§ **AIM**: Check every line for the word "work" and state how many lines have it. Reply with the number alone.

--

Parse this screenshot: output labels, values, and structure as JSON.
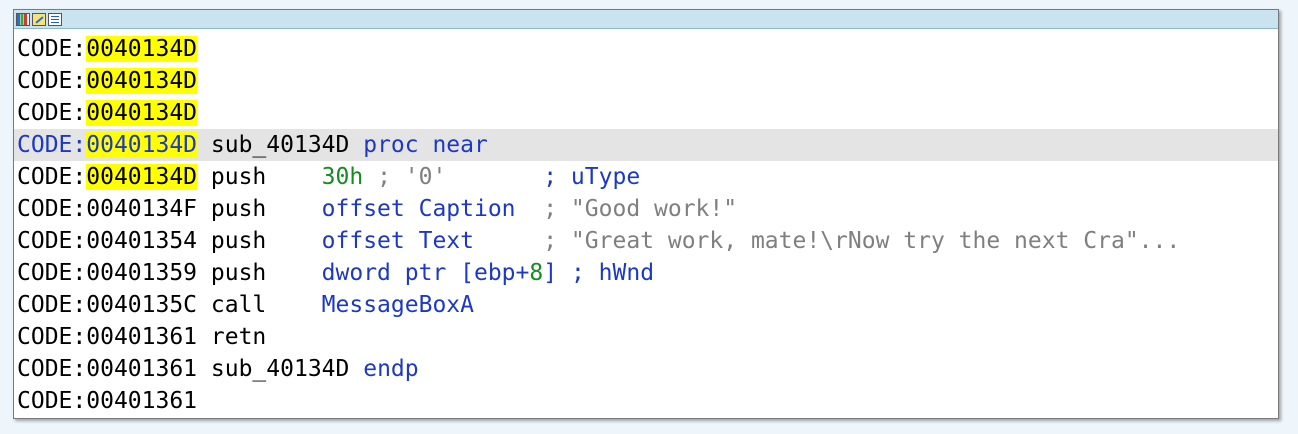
{
  "titlebar": {
    "icons": [
      "graph-icon",
      "edit-icon",
      "listing-icon"
    ]
  },
  "lines": [
    {
      "seg": "CODE:",
      "addr": "0040134D",
      "hl": true
    },
    {
      "seg": "CODE:",
      "addr": "0040134D",
      "hl": true
    },
    {
      "seg": "CODE:",
      "addr": "0040134D",
      "hl": true
    },
    {
      "seg": "CODE:",
      "addr": "0040134D",
      "hl": true,
      "current": true,
      "parts": [
        {
          "t": "sub_40134D",
          "c": "black"
        },
        {
          "t": " proc near",
          "c": "blue"
        }
      ]
    },
    {
      "seg": "CODE:",
      "addr": "0040134D",
      "hl": true,
      "parts": [
        {
          "t": "push",
          "c": "black"
        },
        {
          "t": "    ",
          "c": "black"
        },
        {
          "t": "30h",
          "c": "green"
        },
        {
          "t": " ; '0'",
          "c": "gray"
        },
        {
          "t": "       ; uType",
          "c": "blue"
        }
      ]
    },
    {
      "seg": "CODE:",
      "addr": "0040134F",
      "parts": [
        {
          "t": "push",
          "c": "black"
        },
        {
          "t": "    ",
          "c": "black"
        },
        {
          "t": "offset Caption",
          "c": "blue"
        },
        {
          "t": "  ; \"Good work!\"",
          "c": "gray"
        }
      ]
    },
    {
      "seg": "CODE:",
      "addr": "00401354",
      "parts": [
        {
          "t": "push",
          "c": "black"
        },
        {
          "t": "    ",
          "c": "black"
        },
        {
          "t": "offset Text",
          "c": "blue"
        },
        {
          "t": "     ; \"Great work, mate!\\rNow try the next Cra\"...",
          "c": "gray"
        }
      ]
    },
    {
      "seg": "CODE:",
      "addr": "00401359",
      "parts": [
        {
          "t": "push",
          "c": "black"
        },
        {
          "t": "    ",
          "c": "black"
        },
        {
          "t": "dword ptr [ebp+",
          "c": "blue"
        },
        {
          "t": "8",
          "c": "green"
        },
        {
          "t": "]",
          "c": "blue"
        },
        {
          "t": " ; hWnd",
          "c": "blue"
        }
      ]
    },
    {
      "seg": "CODE:",
      "addr": "0040135C",
      "parts": [
        {
          "t": "call",
          "c": "black"
        },
        {
          "t": "    ",
          "c": "black"
        },
        {
          "t": "MessageBoxA",
          "c": "blue"
        }
      ]
    },
    {
      "seg": "CODE:",
      "addr": "00401361",
      "parts": [
        {
          "t": "retn",
          "c": "black"
        }
      ]
    },
    {
      "seg": "CODE:",
      "addr": "00401361",
      "parts": [
        {
          "t": "sub_40134D",
          "c": "black"
        },
        {
          "t": " endp",
          "c": "blue"
        }
      ]
    },
    {
      "seg": "CODE:",
      "addr": "00401361"
    }
  ]
}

--

§ **ANSWER TO THIS EXERCISE**: 2